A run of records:
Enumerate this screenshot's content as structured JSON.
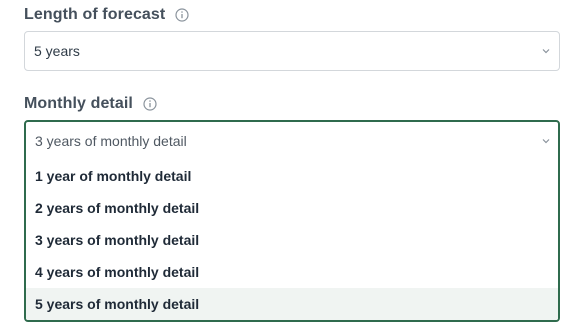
{
  "forecast": {
    "label": "Length of forecast",
    "value": "5 years"
  },
  "monthly": {
    "label": "Monthly detail",
    "value": "3 years of monthly detail",
    "options": [
      "1 year of monthly detail",
      "2 years of monthly detail",
      "3 years of monthly detail",
      "4 years of monthly detail",
      "5 years of monthly detail"
    ],
    "highlighted_option": "5 years of monthly detail"
  },
  "colors": {
    "accent_border": "#2f6b4d",
    "highlight_bg": "#f0f4f2"
  }
}
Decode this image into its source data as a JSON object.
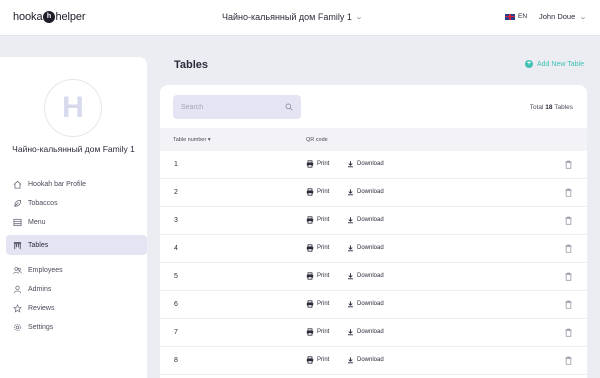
{
  "header": {
    "logo": {
      "prefix": "hooka",
      "mark": "h",
      "suffix": "helper"
    },
    "venue_select": "Чайно-кальянный дом Family 1",
    "language": "EN",
    "user_name": "John Doue"
  },
  "sidebar": {
    "avatar_letter": "H",
    "venue_name": "Чайно-кальянный дом Family 1",
    "items": [
      {
        "label": "Hookah bar Profile",
        "icon": "home-icon",
        "active": false
      },
      {
        "label": "Tobaccos",
        "icon": "leaf-icon",
        "active": false
      },
      {
        "label": "Menu",
        "icon": "menu-list-icon",
        "active": false
      },
      {
        "label": "Tables",
        "icon": "tables-icon",
        "active": true
      },
      {
        "label": "Employees",
        "icon": "employees-icon",
        "active": false
      },
      {
        "label": "Admins",
        "icon": "user-icon",
        "active": false
      },
      {
        "label": "Reviews",
        "icon": "star-icon",
        "active": false
      },
      {
        "label": "Settings",
        "icon": "gear-icon",
        "active": false
      }
    ]
  },
  "main": {
    "title": "Tables",
    "add_button": "Add New Table",
    "search_placeholder": "Search",
    "total_label": "Total",
    "total_count": "18",
    "total_suffix": "Tables",
    "columns": {
      "number": "Table number",
      "qr": "QR code"
    },
    "print_label": "Print",
    "download_label": "Download",
    "rows": [
      "1",
      "2",
      "3",
      "4",
      "5",
      "6",
      "7",
      "8"
    ]
  },
  "colors": {
    "accent": "#3EC1B4",
    "active_bg": "#E4E4F2",
    "page_bg": "#ECEDF2"
  }
}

REQUIREMENTS:
Would you set down the listing exactly, omitting pictures?

RESULT OF THE TASK:
Enumerate this screenshot's content as structured JSON.
{
  "forecast": {
    "label": "Length of forecast",
    "value": "5 years"
  },
  "monthly": {
    "label": "Monthly detail",
    "value": "3 years of monthly detail",
    "options": [
      "1 year of monthly detail",
      "2 years of monthly detail",
      "3 years of monthly detail",
      "4 years of monthly detail",
      "5 years of monthly detail"
    ],
    "highlighted_option": "5 years of monthly detail"
  },
  "colors": {
    "accent_border": "#2f6b4d",
    "highlight_bg": "#f0f4f2"
  }
}
Decode this image into its source data as a JSON object.
{
  "header": {
    "logo": {
      "prefix": "hooka",
      "mark": "h",
      "suffix": "helper"
    },
    "venue_select": "Чайно-кальянный дом Family 1",
    "language": "EN",
    "user_name": "John Doue"
  },
  "sidebar": {
    "avatar_letter": "H",
    "venue_name": "Чайно-кальянный дом Family 1",
    "items": [
      {
        "label": "Hookah bar Profile",
        "icon": "home-icon",
        "active": false
      },
      {
        "label": "Tobaccos",
        "icon": "leaf-icon",
        "active": false
      },
      {
        "label": "Menu",
        "icon": "menu-list-icon",
        "active": false
      },
      {
        "label": "Tables",
        "icon": "tables-icon",
        "active": true
      },
      {
        "label": "Employees",
        "icon": "employees-icon",
        "active": false
      },
      {
        "label": "Admins",
        "icon": "user-icon",
        "active": false
      },
      {
        "label": "Reviews",
        "icon": "star-icon",
        "active": false
      },
      {
        "label": "Settings",
        "icon": "gear-icon",
        "active": false
      }
    ]
  },
  "main": {
    "title": "Tables",
    "add_button": "Add New Table",
    "search_placeholder": "Search",
    "total_label": "Total",
    "total_count": "18",
    "total_suffix": "Tables",
    "columns": {
      "number": "Table number",
      "qr": "QR code"
    },
    "print_label": "Print",
    "download_label": "Download",
    "rows": [
      "1",
      "2",
      "3",
      "4",
      "5",
      "6",
      "7",
      "8"
    ]
  },
  "colors": {
    "accent": "#3EC1B4",
    "active_bg": "#E4E4F2",
    "page_bg": "#ECEDF2"
  }
}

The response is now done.